**Exercise task**
Only lines holding the string "unit" are wanted; copy each one from the material.

**Information provided**
*****

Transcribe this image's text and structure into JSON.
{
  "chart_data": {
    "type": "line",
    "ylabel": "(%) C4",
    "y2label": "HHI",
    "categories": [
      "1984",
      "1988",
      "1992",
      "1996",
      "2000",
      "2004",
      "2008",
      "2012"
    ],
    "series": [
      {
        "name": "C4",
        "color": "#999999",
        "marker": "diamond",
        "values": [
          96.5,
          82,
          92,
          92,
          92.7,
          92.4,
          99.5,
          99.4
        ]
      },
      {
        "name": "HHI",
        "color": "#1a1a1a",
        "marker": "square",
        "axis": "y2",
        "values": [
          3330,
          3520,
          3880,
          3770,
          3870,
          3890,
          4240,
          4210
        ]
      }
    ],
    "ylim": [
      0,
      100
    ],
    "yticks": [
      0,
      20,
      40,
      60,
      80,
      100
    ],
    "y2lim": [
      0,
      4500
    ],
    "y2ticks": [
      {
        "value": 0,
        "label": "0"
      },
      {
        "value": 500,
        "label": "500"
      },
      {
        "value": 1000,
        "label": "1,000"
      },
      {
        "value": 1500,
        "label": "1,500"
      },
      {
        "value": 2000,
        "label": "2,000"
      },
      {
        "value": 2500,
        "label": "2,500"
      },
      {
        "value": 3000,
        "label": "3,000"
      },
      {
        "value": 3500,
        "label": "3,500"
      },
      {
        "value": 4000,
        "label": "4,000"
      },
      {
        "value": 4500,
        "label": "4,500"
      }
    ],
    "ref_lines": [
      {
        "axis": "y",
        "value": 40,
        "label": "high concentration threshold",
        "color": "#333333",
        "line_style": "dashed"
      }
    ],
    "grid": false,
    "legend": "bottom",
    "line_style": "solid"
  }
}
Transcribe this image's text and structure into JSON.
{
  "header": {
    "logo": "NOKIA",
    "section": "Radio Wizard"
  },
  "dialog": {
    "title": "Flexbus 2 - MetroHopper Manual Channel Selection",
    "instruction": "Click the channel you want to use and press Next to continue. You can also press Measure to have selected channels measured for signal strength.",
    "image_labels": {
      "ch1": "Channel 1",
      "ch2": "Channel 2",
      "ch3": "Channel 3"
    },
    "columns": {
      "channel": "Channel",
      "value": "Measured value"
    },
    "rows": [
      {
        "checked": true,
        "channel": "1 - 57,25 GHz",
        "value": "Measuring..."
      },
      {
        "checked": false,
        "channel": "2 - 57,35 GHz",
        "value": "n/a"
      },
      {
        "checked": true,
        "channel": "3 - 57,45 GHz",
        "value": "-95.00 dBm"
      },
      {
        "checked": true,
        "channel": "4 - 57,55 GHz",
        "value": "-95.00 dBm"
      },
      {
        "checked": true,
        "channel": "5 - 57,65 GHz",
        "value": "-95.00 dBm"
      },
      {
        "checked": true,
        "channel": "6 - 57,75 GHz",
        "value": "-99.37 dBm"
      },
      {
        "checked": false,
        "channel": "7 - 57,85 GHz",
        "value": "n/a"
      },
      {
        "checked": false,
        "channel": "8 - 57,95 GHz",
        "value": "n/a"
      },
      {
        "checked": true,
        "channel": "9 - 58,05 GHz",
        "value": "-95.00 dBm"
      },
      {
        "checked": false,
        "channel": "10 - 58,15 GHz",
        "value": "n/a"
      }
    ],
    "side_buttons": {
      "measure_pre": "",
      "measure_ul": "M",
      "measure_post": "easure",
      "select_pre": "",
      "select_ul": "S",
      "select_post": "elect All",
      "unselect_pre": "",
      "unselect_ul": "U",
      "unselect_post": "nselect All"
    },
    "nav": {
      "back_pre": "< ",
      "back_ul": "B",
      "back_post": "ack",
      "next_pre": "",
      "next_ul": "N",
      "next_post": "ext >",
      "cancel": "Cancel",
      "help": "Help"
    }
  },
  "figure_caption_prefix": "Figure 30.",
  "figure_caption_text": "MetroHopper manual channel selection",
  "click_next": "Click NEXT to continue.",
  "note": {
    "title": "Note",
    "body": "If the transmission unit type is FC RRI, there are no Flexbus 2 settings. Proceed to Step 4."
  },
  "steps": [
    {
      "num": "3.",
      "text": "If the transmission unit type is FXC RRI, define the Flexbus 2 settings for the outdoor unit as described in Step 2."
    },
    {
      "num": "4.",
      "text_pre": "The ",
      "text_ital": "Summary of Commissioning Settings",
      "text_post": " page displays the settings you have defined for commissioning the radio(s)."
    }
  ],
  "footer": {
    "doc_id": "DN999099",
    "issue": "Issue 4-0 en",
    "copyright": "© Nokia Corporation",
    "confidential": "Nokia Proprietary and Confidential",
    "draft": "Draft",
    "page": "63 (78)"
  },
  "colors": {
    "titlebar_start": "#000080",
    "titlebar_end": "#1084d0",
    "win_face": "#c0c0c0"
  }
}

*****

**Task response**
    "body": "If the transmission unit type is FC RRI, there are no Flexbus 2 settings. Proceed to Step 4."
      "text": "If the transmission unit type is FXC RRI, define the Flexbus 2 settings for the outdoor unit as described in Step 2."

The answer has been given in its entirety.